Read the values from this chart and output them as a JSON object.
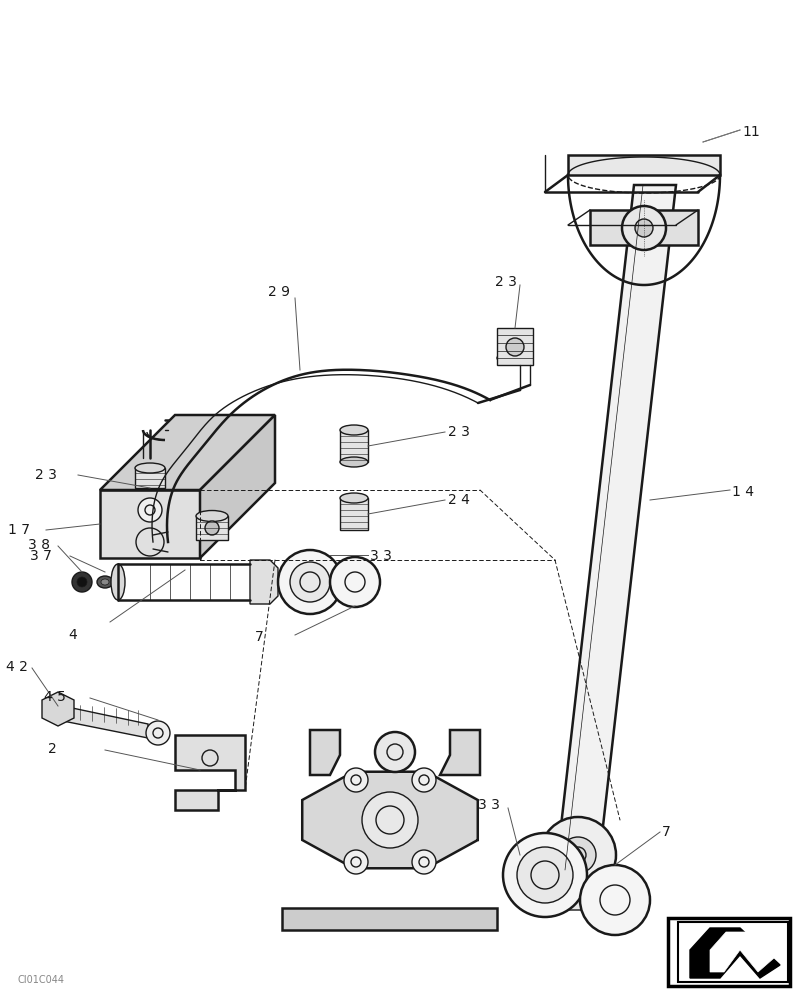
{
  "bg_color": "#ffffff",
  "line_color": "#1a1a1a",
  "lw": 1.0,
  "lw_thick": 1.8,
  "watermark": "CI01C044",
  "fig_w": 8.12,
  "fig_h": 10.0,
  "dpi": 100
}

_____

#### [Exercise]
Nothing in the entries above should change when they are printed again, except that the pictures are dropped.

#### [The output]
Read the values from this chart and output them as a JSON object.
{
  "bg_color": "#ffffff",
  "line_color": "#1a1a1a",
  "lw": 1.0,
  "lw_thick": 1.8,
  "watermark": "CI01C044",
  "fig_w": 8.12,
  "fig_h": 10.0,
  "dpi": 100
}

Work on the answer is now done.